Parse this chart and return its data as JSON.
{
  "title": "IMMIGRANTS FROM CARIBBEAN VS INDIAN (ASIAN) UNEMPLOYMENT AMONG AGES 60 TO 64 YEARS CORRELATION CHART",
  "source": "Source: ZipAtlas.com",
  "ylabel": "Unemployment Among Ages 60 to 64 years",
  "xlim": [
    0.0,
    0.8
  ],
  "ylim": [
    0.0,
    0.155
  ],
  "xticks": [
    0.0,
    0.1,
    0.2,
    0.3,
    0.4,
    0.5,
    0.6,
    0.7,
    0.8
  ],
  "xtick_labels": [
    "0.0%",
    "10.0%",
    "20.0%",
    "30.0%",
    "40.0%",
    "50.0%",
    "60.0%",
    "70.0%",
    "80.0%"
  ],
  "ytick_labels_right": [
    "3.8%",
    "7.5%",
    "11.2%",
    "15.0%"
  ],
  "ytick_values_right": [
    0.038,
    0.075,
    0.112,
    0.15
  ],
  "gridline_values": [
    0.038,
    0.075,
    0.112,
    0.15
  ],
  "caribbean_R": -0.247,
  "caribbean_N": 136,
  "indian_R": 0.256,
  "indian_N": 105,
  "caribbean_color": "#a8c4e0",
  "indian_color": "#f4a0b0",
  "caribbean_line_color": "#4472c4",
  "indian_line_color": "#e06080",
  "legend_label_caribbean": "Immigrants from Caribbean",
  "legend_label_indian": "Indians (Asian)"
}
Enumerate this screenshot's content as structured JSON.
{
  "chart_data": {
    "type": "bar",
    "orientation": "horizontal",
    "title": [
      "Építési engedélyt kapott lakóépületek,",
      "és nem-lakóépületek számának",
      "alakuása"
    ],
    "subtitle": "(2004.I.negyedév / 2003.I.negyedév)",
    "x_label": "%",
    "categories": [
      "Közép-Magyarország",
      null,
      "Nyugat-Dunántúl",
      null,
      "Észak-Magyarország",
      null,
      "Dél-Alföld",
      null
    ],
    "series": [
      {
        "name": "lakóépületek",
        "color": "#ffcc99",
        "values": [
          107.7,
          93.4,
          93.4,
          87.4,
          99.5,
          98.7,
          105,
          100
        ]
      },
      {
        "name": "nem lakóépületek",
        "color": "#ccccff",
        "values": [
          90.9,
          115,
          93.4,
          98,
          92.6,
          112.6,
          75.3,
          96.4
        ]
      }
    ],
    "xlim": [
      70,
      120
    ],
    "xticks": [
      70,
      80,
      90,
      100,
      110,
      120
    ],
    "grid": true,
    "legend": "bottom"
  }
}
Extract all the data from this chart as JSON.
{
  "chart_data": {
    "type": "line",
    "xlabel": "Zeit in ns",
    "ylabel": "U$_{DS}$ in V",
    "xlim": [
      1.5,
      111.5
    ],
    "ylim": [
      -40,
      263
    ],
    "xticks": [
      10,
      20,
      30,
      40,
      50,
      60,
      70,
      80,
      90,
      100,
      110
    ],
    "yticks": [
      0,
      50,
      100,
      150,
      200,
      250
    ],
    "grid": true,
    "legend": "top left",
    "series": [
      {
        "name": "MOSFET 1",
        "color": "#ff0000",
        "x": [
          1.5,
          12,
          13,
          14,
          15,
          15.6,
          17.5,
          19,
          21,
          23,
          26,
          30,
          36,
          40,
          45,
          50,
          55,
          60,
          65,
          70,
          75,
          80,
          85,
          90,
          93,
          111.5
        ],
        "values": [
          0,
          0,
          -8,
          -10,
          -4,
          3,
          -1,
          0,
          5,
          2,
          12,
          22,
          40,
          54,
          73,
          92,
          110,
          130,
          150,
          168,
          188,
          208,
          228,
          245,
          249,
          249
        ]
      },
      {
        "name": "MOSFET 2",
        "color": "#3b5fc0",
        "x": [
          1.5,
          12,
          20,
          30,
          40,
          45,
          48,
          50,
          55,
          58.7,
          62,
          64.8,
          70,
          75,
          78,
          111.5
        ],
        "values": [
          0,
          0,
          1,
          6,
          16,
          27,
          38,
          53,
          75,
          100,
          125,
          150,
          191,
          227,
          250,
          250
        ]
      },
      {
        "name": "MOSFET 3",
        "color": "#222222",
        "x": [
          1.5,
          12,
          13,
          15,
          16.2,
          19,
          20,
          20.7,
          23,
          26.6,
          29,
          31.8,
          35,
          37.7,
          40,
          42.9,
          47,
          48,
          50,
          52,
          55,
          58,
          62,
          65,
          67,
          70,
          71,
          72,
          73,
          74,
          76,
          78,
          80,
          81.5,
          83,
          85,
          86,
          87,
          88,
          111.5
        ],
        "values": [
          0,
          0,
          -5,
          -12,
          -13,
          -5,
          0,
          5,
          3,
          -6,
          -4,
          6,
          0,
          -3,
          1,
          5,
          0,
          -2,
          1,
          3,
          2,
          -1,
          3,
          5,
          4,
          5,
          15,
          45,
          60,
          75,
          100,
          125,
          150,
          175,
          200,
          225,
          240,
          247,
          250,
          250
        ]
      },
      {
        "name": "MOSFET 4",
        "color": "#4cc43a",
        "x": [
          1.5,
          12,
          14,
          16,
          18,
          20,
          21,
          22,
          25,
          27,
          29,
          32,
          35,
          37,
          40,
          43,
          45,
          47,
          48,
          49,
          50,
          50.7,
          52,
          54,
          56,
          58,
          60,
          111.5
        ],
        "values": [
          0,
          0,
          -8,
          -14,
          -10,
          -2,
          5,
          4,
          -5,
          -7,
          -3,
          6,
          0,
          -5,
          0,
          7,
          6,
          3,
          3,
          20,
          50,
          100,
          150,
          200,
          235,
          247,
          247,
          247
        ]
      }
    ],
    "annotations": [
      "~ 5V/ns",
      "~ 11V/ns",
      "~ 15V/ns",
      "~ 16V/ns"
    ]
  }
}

§ **Short task**:
Every entry must be quoted exactly as it appears above.

§ **Exercise answer**:
Parse this chart and return its data as JSON.
{
  "title": "IMMIGRANTS FROM CARIBBEAN VS INDIAN (ASIAN) UNEMPLOYMENT AMONG AGES 60 TO 64 YEARS CORRELATION CHART",
  "source": "Source: ZipAtlas.com",
  "ylabel": "Unemployment Among Ages 60 to 64 years",
  "xlim": [
    0.0,
    0.8
  ],
  "ylim": [
    0.0,
    0.155
  ],
  "xticks": [
    0.0,
    0.1,
    0.2,
    0.3,
    0.4,
    0.5,
    0.6,
    0.7,
    0.8
  ],
  "xtick_labels": [
    "0.0%",
    "10.0%",
    "20.0%",
    "30.0%",
    "40.0%",
    "50.0%",
    "60.0%",
    "70.0%",
    "80.0%"
  ],
  "ytick_labels_right": [
    "3.8%",
    "7.5%",
    "11.2%",
    "15.0%"
  ],
  "ytick_values_right": [
    0.038,
    0.075,
    0.112,
    0.15
  ],
  "gridline_values": [
    0.038,
    0.075,
    0.112,
    0.15
  ],
  "caribbean_R": -0.247,
  "caribbean_N": 136,
  "indian_R": 0.256,
  "indian_N": 105,
  "caribbean_color": "#a8c4e0",
  "indian_color": "#f4a0b0",
  "caribbean_line_color": "#4472c4",
  "indian_line_color": "#e06080",
  "legend_label_caribbean": "Immigrants from Caribbean",
  "legend_label_indian": "Indians (Asian)"
}
Enumerate this screenshot's content as structured JSON.
{
  "chart_data": {
    "type": "bar",
    "orientation": "horizontal",
    "title": [
      "Építési engedélyt kapott lakóépületek,",
      "és nem-lakóépületek számának",
      "alakuása"
    ],
    "subtitle": "(2004.I.negyedév / 2003.I.negyedév)",
    "x_label": "%",
    "categories": [
      "Közép-Magyarország",
      null,
      "Nyugat-Dunántúl",
      null,
      "Észak-Magyarország",
      null,
      "Dél-Alföld",
      null
    ],
    "series": [
      {
        "name": "lakóépületek",
        "color": "#ffcc99",
        "values": [
          107.7,
          93.4,
          93.4,
          87.4,
          99.5,
          98.7,
          105,
          100
        ]
      },
      {
        "name": "nem lakóépületek",
        "color": "#ccccff",
        "values": [
          90.9,
          115,
          93.4,
          98,
          92.6,
          112.6,
          75.3,
          96.4
        ]
      }
    ],
    "xlim": [
      70,
      120
    ],
    "xticks": [
      70,
      80,
      90,
      100,
      110,
      120
    ],
    "grid": true,
    "legend": "bottom"
  }
}
Extract all the data from this chart as JSON.
{
  "chart_data": {
    "type": "line",
    "xlabel": "Zeit in ns",
    "ylabel": "U$_{DS}$ in V",
    "xlim": [
      1.5,
      111.5
    ],
    "ylim": [
      -40,
      263
    ],
    "xticks": [
      10,
      20,
      30,
      40,
      50,
      60,
      70,
      80,
      90,
      100,
      110
    ],
    "yticks": [
      0,
      50,
      100,
      150,
      200,
      250
    ],
    "grid": true,
    "legend": "top left",
    "series": [
      {
        "name": "MOSFET 1",
        "color": "#ff0000",
        "x": [
          1.5,
          12,
          13,
          14,
          15,
          15.6,
          17.5,
          19,
          21,
          23,
          26,
          30,
          36,
          40,
          45,
          50,
          55,
          60,
          65,
          70,
          75,
          80,
          85,
          90,
          93,
          111.5
        ],
        "values": [
          0,
          0,
          -8,
          -10,
          -4,
          3,
          -1,
          0,
          5,
          2,
          12,
          22,
          40,
          54,
          73,
          92,
          110,
          130,
          150,
          168,
          188,
          208,
          228,
          245,
          249,
          249
        ]
      },
      {
        "name": "MOSFET 2",
        "color": "#3b5fc0",
        "x": [
          1.5,
          12,
          20,
          30,
          40,
          45,
          48,
          50,
          55,
          58.7,
          62,
          64.8,
          70,
          75,
          78,
          111.5
        ],
        "values": [
          0,
          0,
          1,
          6,
          16,
          27,
          38,
          53,
          75,
          100,
          125,
          150,
          191,
          227,
          250,
          250
        ]
      },
      {
        "name": "MOSFET 3",
        "color": "#222222",
        "x": [
          1.5,
          12,
          13,
          15,
          16.2,
          19,
          20,
          20.7,
          23,
          26.6,
          29,
          31.8,
          35,
          37.7,
          40,
          42.9,
          47,
          48,
          50,
          52,
          55,
          58,
          62,
          65,
          67,
          70,
          71,
          72,
          73,
          74,
          76,
          78,
          80,
          81.5,
          83,
          85,
          86,
          87,
          88,
          111.5
        ],
        "values": [
          0,
          0,
          -5,
          -12,
          -13,
          -5,
          0,
          5,
          3,
          -6,
          -4,
          6,
          0,
          -3,
          1,
          5,
          0,
          -2,
          1,
          3,
          2,
          -1,
          3,
          5,
          4,
          5,
          15,
          45,
          60,
          75,
          100,
          125,
          150,
          175,
          200,
          225,
          240,
          247,
          250,
          250
        ]
      },
      {
        "name": "MOSFET 4",
        "color": "#4cc43a",
        "x": [
          1.5,
          12,
          14,
          16,
          18,
          20,
          21,
          22,
          25,
          27,
          29,
          32,
          35,
          37,
          40,
          43,
          45,
          47,
          48,
          49,
          50,
          50.7,
          52,
          54,
          56,
          58,
          60,
          111.5
        ],
        "values": [
          0,
          0,
          -8,
          -14,
          -10,
          -2,
          5,
          4,
          -5,
          -7,
          -3,
          6,
          0,
          -5,
          0,
          7,
          6,
          3,
          3,
          20,
          50,
          100,
          150,
          200,
          235,
          247,
          247,
          247
        ]
      }
    ],
    "annotations": [
      "~ 5V/ns",
      "~ 11V/ns",
      "~ 15V/ns",
      "~ 16V/ns"
    ]
  }
}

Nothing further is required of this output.